TASK DIRECTIONS: Copy the data below exactly, omitting any picture it contains.

Data entries:

★ ★ ★

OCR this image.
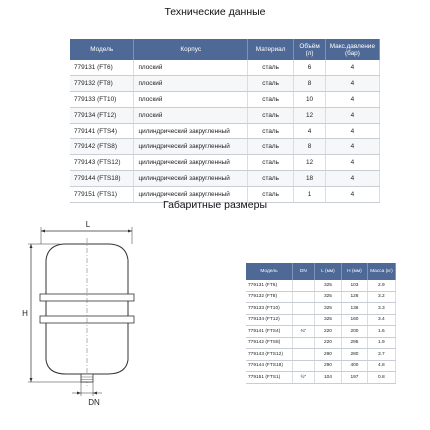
Технические данные
Модель	Корпус	Материал	Объём (л)	Макс.давление (бар)
779131 (FT6)	плоский	сталь	6	4
779132 (FT8)	плоский	сталь	8	4
779133 (FT10)	плоский	сталь	10	4
779134 (FT12)	плоский	сталь	12	4
779141 (FTS4)	цилиндрический закругленный	сталь	4	4
779142 (FTS8)	цилиндрический закругленный	сталь	8	4
779143 (FTS12)	цилиндрический закругленный	сталь	12	4
779144 (FTS18)	цилиндрический закругленный	сталь	18	4
779151 (FTS1)	цилиндрический закругленный	сталь	1	4
Габаритные размеры
L
H
DN
Модель	DN	L (мм)	H (мм)	Масса (кг)
779131 (FT6)		325	103	2.9
779132 (FT8)		325	128	3.2
779133 (FT10)		325	136	3.3
779134 (FT12)		325	160	3.4
779141 (FTS4)	¾"	220	200	1.6
779142 (FTS8)		220	295	1.9
779143 (FTS12)		290	280	3.7
779144 (FTS18)		290	400	4.8
779151 (FTS1)	½"	104	197	0.8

★ ★ ★

REPLY:
OCR this image.
Технические данные
Модель	Корпус	Материал	Объём (л)	Макс.давление (бар)
779131 (FT6)	плоский	сталь	6	4
779132 (FT8)	плоский	сталь	8	4
779133 (FT10)	плоский	сталь	10	4
779134 (FT12)	плоский	сталь	12	4
779141 (FTS4)	цилиндрический закругленный	сталь	4	4
779142 (FTS8)	цилиндрический закругленный	сталь	8	4
779143 (FTS12)	цилиндрический закругленный	сталь	12	4
779144 (FTS18)	цилиндрический закругленный	сталь	18	4
779151 (FTS1)	цилиндрический закругленный	сталь	1	4
Габаритные размеры
L
H
DN
Модель	DN	L (мм)	H (мм)	Масса (кг)
779131 (FT6)		325	103	2.9
779132 (FT8)		325	128	3.2
779133 (FT10)		325	136	3.3
779134 (FT12)		325	160	3.4
779141 (FTS4)	¾"	220	200	1.6
779142 (FTS8)		220	295	1.9
779143 (FTS12)		290	280	3.7
779144 (FTS18)		290	400	4.8
779151 (FTS1)	½"	104	197	0.8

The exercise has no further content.